GIVEN PROBLEM: Print every record below exactly as written.

PROVIDED DATA:

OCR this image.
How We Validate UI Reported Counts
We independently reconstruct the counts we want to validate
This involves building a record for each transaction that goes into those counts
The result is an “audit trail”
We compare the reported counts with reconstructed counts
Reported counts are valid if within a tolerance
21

ANSWER TO THIS PROBLEM:
OCR this image.
How We Validate UI Reported Counts
We independently reconstruct the counts we want to validate
This involves building a record for each transaction that goes into those counts
The result is an “audit trail”
We compare the reported counts with reconstructed counts
Reported counts are valid if within a tolerance
21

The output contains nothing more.